(Work order)
In the passage about Amy Carmichael in India, what did conversion mean besides an acceptance of Christ?

(Page text)

Every temple had a garbha-griha — a womb house—where an idol stood, representing the god, and behind the god the power of Satan.

"This was the environment for countless thousands of little children in India. Amy Carmichael, still not knowing of those children, faced the deadness and corruption of the Christian church; the power of Hinduism, caste and customs; the enervating climate; and the lack of sympathy from Christians in both India and Britain.

"She was to learn that conversion in India meant not only an acceptance of Christ but a renouncing of all things Hindu. And the renouncing was the crucifying part."

(Extracted records)
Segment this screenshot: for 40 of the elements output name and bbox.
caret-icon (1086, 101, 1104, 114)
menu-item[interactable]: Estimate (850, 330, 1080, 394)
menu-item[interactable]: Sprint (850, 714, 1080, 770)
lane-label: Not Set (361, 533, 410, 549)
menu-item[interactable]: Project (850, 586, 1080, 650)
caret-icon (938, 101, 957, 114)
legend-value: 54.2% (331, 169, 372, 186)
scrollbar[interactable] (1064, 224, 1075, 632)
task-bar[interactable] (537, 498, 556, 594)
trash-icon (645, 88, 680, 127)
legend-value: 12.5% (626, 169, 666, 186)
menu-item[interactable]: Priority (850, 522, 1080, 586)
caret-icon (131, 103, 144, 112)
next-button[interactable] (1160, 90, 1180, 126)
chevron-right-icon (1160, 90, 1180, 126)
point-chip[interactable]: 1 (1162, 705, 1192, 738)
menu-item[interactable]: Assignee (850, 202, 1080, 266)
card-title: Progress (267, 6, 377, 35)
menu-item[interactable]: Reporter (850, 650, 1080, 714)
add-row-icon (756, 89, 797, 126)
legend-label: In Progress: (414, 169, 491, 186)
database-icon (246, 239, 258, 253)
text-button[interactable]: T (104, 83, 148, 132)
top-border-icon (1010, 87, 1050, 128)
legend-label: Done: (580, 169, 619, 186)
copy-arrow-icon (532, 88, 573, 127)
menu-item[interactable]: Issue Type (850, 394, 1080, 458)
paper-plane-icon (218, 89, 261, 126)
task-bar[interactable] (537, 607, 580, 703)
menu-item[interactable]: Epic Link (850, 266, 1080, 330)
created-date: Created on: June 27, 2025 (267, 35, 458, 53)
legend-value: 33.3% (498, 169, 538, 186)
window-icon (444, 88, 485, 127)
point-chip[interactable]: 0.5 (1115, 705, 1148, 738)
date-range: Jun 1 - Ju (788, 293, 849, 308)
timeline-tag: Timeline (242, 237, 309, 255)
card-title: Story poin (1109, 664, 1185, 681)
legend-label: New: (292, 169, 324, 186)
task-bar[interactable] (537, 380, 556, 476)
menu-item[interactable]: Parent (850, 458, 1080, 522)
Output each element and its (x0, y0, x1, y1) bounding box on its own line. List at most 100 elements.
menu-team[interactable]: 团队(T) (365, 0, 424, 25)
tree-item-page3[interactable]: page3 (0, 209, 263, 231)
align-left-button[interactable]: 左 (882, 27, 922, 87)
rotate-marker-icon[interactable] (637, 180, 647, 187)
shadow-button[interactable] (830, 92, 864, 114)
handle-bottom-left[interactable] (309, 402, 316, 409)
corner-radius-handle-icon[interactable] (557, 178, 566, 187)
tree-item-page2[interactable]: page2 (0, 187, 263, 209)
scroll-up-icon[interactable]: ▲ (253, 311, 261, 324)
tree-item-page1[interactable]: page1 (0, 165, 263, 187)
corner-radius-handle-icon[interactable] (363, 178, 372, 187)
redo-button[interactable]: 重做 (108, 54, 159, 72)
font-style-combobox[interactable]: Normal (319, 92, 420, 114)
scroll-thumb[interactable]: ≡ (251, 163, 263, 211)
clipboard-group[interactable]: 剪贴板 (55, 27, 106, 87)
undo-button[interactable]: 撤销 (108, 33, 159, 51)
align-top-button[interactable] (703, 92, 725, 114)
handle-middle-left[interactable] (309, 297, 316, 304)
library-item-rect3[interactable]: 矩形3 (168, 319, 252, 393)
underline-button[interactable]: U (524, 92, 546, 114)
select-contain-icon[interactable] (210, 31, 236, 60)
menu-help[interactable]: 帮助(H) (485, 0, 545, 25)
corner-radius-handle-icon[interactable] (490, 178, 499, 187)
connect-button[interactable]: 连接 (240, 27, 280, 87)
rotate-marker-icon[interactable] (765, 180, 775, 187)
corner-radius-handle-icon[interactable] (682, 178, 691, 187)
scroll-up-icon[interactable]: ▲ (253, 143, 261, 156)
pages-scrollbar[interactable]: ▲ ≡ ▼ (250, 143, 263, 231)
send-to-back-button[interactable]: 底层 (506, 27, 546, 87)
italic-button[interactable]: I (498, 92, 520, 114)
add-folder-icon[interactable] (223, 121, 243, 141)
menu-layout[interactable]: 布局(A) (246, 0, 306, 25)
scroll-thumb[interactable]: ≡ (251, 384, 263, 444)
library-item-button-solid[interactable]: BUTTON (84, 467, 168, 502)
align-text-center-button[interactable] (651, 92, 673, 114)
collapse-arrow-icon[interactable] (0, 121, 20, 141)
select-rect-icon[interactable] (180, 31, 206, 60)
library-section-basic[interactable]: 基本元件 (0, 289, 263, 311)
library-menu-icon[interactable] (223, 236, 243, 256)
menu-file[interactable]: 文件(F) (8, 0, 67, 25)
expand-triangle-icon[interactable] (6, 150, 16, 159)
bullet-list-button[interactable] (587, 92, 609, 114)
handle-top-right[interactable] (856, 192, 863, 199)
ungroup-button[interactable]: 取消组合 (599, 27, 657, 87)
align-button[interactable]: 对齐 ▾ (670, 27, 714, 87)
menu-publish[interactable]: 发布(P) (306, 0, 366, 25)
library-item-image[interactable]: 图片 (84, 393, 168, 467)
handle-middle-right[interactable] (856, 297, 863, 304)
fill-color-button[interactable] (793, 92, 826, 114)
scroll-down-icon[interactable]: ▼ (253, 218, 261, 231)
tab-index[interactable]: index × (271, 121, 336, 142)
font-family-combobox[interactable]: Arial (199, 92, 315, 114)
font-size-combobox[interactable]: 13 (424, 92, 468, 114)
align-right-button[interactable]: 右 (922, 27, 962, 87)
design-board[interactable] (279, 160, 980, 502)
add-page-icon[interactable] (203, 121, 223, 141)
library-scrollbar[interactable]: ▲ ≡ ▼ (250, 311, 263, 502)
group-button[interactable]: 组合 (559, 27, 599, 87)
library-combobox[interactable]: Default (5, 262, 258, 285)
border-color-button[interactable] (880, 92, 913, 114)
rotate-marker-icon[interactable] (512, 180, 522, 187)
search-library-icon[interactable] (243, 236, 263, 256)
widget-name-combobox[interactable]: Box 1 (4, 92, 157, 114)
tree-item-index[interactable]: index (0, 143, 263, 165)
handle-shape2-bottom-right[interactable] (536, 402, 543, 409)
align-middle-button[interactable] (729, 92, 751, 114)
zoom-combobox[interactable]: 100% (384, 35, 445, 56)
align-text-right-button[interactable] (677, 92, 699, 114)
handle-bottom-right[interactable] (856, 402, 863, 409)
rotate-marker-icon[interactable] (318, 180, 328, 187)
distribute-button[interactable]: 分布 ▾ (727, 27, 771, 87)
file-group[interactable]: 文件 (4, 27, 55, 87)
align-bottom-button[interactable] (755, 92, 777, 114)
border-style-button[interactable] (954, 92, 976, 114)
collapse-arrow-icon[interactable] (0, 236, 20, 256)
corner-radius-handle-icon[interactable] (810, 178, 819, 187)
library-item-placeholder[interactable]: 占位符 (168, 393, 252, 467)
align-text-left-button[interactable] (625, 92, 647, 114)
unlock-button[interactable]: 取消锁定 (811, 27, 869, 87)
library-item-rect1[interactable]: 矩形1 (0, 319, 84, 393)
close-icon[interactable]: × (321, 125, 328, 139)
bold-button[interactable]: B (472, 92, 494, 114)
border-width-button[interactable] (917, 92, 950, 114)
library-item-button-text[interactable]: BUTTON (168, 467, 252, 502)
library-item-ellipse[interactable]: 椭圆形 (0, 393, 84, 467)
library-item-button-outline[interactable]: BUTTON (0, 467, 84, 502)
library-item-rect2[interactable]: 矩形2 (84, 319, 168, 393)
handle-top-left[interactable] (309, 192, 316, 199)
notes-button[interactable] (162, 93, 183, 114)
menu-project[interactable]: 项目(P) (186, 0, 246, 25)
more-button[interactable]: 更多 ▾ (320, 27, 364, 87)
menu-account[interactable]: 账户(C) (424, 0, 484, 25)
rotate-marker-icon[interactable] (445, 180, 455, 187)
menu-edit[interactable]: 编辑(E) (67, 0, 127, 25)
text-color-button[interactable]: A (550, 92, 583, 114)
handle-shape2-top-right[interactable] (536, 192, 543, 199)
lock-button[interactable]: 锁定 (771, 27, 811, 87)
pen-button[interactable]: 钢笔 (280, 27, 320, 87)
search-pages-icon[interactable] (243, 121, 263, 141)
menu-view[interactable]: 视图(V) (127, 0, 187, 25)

(Written reply)
A renouncing of all things Hindu.